Could you write the next few paragraphs of the news passage on October existing-home sales and prices, picking up right after its final quoted sentence?

## Begin Document passage

October’s numbers were 1.6% down from the 5.06m-unit level in October 2007, the association said.
The national median existing-home price for all housing types was $183,300 in October, down by a record 11.3% from a year ago when the median was $206,700.
“There remains a significant downward distortion in the current price from a large number of distress sales at discounted prices; the median is where half of the homes sold for more and half sold for less,” the NAR said.
The fall in the price median was a reflection of 45% of home sales being from mortgage foreclosures, said NAR spokesman Walter Molony.
“Many potential home buyers appear to have withdrawn from the market due to the stock market collapse and deteriorating economic conditions,” NAR chief economist Lawrence Yun said.
“We have favourable affordability conditions, but we need more than that to give buyers with jobs the confidence they need,” Yun said.
“This is why a housing stimulus is so critical now to encourage more buyers to draw down the inventory and stabilise home prices. Without home price stabilisation, there will not be an economic recovery.”

## End Document passage
## Begin Entries shown

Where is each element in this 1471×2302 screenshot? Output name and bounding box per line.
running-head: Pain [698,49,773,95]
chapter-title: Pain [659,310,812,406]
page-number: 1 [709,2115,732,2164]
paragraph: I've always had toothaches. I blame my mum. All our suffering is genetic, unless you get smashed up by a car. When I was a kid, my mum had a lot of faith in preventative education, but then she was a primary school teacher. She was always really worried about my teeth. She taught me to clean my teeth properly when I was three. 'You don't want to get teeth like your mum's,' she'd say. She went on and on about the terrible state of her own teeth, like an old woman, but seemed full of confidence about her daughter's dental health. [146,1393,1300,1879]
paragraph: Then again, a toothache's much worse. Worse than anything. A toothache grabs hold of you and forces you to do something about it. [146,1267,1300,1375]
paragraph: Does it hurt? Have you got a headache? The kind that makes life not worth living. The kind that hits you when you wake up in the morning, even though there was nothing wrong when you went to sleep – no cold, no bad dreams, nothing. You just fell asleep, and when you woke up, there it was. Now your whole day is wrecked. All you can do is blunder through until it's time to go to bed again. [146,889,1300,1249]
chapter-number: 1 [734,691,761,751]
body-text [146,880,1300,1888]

## End Entries shown

- _Task result_:
Molony said prices were expected to stabilise in the middle of next year.
Total housing inventory at the end of October was 4.23m existing homes available for sale, which represents a 10.2-month supply at the current sales pace, up from a 10.0-month supply in September.
Molony said a six-seven-month supply represents a balance between buyers and sellers.
US Treasury secretary Henry Paulson was considering new programmes in response to worsening market conditions, including making it easier for households to borrow money and reducing the burden of foreclosures on homeowners, according to the Wall Street Journal.
($1 = €0.79)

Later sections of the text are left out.